begin Data entries

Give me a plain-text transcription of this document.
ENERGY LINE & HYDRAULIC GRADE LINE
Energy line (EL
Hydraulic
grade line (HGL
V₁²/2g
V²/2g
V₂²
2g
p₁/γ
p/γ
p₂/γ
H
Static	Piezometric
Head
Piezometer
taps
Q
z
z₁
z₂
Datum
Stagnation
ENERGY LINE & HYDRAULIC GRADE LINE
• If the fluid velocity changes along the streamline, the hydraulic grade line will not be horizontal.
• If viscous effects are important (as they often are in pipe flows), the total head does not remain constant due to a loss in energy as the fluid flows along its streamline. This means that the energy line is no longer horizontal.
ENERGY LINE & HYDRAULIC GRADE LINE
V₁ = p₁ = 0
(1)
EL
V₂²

end Data entries

Task instructions. Provide an exact reproduction of all the entries shown above.

Result of this task.
Give me a plain-text transcription of this document.
ENERGY LINE & HYDRAULIC GRADE LINE
Energy line (EL
Hydraulic
grade line (HGL
V₁²/2g
V²/2g
V₂²
2g
p₁/γ
p/γ
p₂/γ
H
Static	Piezometric
Head
Piezometer
taps
Q
z
z₁
z₂
Datum
Stagnation
ENERGY LINE & HYDRAULIC GRADE LINE
• If the fluid velocity changes along the streamline, the hydraulic grade line will not be horizontal.
• If viscous effects are important (as they often are in pipe flows), the total head does not remain constant due to a loss in energy as the fluid flows along its streamline. This means that the energy line is no longer horizontal.
ENERGY LINE & HYDRAULIC GRADE LINE
V₁ = p₁ = 0
(1)
EL
V₂²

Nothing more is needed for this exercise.